Data for the task:
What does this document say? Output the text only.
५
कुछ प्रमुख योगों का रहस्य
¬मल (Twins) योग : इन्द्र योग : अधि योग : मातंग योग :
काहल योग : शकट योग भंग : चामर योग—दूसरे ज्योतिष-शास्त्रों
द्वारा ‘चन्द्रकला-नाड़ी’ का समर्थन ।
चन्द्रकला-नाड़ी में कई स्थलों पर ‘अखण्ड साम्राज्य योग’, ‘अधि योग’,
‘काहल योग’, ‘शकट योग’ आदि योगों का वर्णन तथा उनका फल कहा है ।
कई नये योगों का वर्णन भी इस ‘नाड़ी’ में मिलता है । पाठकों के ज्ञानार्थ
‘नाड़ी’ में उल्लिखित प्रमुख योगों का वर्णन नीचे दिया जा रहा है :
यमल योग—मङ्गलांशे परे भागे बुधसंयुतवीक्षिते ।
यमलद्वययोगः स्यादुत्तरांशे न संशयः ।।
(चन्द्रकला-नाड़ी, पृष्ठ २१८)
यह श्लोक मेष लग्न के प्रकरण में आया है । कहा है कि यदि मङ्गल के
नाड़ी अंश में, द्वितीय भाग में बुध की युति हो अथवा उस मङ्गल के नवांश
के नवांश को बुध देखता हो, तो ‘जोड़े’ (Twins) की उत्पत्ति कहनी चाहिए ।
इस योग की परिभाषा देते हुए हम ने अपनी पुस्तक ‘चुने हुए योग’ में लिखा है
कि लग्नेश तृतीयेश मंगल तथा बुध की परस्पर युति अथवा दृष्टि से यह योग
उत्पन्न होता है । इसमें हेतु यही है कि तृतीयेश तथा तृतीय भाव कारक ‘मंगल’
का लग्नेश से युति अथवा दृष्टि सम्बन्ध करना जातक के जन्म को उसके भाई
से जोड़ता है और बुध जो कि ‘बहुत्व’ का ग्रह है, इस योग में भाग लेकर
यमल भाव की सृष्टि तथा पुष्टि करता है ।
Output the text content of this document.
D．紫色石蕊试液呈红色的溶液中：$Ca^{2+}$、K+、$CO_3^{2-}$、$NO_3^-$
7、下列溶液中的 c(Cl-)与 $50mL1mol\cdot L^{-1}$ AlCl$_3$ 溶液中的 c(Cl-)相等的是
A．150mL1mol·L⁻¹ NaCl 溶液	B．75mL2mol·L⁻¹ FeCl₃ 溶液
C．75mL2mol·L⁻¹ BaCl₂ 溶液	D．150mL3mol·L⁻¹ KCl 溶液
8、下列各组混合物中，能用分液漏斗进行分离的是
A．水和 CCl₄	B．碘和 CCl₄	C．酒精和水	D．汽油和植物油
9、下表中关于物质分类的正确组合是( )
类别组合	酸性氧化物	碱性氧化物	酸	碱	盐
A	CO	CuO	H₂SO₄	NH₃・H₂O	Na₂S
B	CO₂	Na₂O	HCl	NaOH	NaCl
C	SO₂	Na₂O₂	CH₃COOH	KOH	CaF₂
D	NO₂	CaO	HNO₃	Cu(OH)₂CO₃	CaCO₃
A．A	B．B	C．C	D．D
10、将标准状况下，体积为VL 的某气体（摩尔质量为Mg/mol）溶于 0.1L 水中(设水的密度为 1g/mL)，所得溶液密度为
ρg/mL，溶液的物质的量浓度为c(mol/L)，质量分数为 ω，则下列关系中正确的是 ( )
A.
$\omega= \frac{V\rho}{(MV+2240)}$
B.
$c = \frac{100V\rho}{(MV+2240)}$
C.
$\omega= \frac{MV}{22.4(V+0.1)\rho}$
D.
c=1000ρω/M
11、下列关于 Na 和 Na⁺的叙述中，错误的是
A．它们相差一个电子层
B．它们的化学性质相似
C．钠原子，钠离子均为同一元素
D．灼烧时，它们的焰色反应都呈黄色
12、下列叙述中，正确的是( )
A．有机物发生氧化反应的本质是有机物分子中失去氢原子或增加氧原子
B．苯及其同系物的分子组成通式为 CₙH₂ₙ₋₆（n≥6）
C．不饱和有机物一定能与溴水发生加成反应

Exercise:
Would you write down every record again, exactly?

Answer:
What does this document say? Output the text only.
५
कुछ प्रमुख योगों का रहस्य
¬मल (Twins) योग : इन्द्र योग : अधि योग : मातंग योग :
काहल योग : शकट योग भंग : चामर योग—दूसरे ज्योतिष-शास्त्रों
द्वारा ‘चन्द्रकला-नाड़ी’ का समर्थन ।
चन्द्रकला-नाड़ी में कई स्थलों पर ‘अखण्ड साम्राज्य योग’, ‘अधि योग’,
‘काहल योग’, ‘शकट योग’ आदि योगों का वर्णन तथा उनका फल कहा है ।
कई नये योगों का वर्णन भी इस ‘नाड़ी’ में मिलता है । पाठकों के ज्ञानार्थ
‘नाड़ी’ में उल्लिखित प्रमुख योगों का वर्णन नीचे दिया जा रहा है :
यमल योग—मङ्गलांशे परे भागे बुधसंयुतवीक्षिते ।
यमलद्वययोगः स्यादुत्तरांशे न संशयः ।।
(चन्द्रकला-नाड़ी, पृष्ठ २१८)
यह श्लोक मेष लग्न के प्रकरण में आया है । कहा है कि यदि मङ्गल के
नाड़ी अंश में, द्वितीय भाग में बुध की युति हो अथवा उस मङ्गल के नवांश
के नवांश को बुध देखता हो, तो ‘जोड़े’ (Twins) की उत्पत्ति कहनी चाहिए ।
इस योग की परिभाषा देते हुए हम ने अपनी पुस्तक ‘चुने हुए योग’ में लिखा है
कि लग्नेश तृतीयेश मंगल तथा बुध की परस्पर युति अथवा दृष्टि से यह योग
उत्पन्न होता है । इसमें हेतु यही है कि तृतीयेश तथा तृतीय भाव कारक ‘मंगल’
का लग्नेश से युति अथवा दृष्टि सम्बन्ध करना जातक के जन्म को उसके भाई
से जोड़ता है और बुध जो कि ‘बहुत्व’ का ग्रह है, इस योग में भाग लेकर
यमल भाव की सृष्टि तथा पुष्टि करता है ।
Output the text content of this document.
D．紫色石蕊试液呈红色的溶液中：$Ca^{2+}$、K+、$CO_3^{2-}$、$NO_3^-$
7、下列溶液中的 c(Cl-)与 $50mL1mol\cdot L^{-1}$ AlCl$_3$ 溶液中的 c(Cl-)相等的是
A．150mL1mol·L⁻¹ NaCl 溶液	B．75mL2mol·L⁻¹ FeCl₃ 溶液
C．75mL2mol·L⁻¹ BaCl₂ 溶液	D．150mL3mol·L⁻¹ KCl 溶液
8、下列各组混合物中，能用分液漏斗进行分离的是
A．水和 CCl₄	B．碘和 CCl₄	C．酒精和水	D．汽油和植物油
9、下表中关于物质分类的正确组合是( )
类别组合	酸性氧化物	碱性氧化物	酸	碱	盐
A	CO	CuO	H₂SO₄	NH₃・H₂O	Na₂S
B	CO₂	Na₂O	HCl	NaOH	NaCl
C	SO₂	Na₂O₂	CH₃COOH	KOH	CaF₂
D	NO₂	CaO	HNO₃	Cu(OH)₂CO₃	CaCO₃
A．A	B．B	C．C	D．D
10、将标准状况下，体积为VL 的某气体（摩尔质量为Mg/mol）溶于 0.1L 水中(设水的密度为 1g/mL)，所得溶液密度为
ρg/mL，溶液的物质的量浓度为c(mol/L)，质量分数为 ω，则下列关系中正确的是 ( )
A.
$\omega= \frac{V\rho}{(MV+2240)}$
B.
$c = \frac{100V\rho}{(MV+2240)}$
C.
$\omega= \frac{MV}{22.4(V+0.1)\rho}$
D.
c=1000ρω/M
11、下列关于 Na 和 Na⁺的叙述中，错误的是
A．它们相差一个电子层
B．它们的化学性质相似
C．钠原子，钠离子均为同一元素
D．灼烧时，它们的焰色反应都呈黄色
12、下列叙述中，正确的是( )
A．有机物发生氧化反应的本质是有机物分子中失去氢原子或增加氧原子
B．苯及其同系物的分子组成通式为 CₙH₂ₙ₋₆（n≥6）
C．不饱和有机物一定能与溴水发生加成反应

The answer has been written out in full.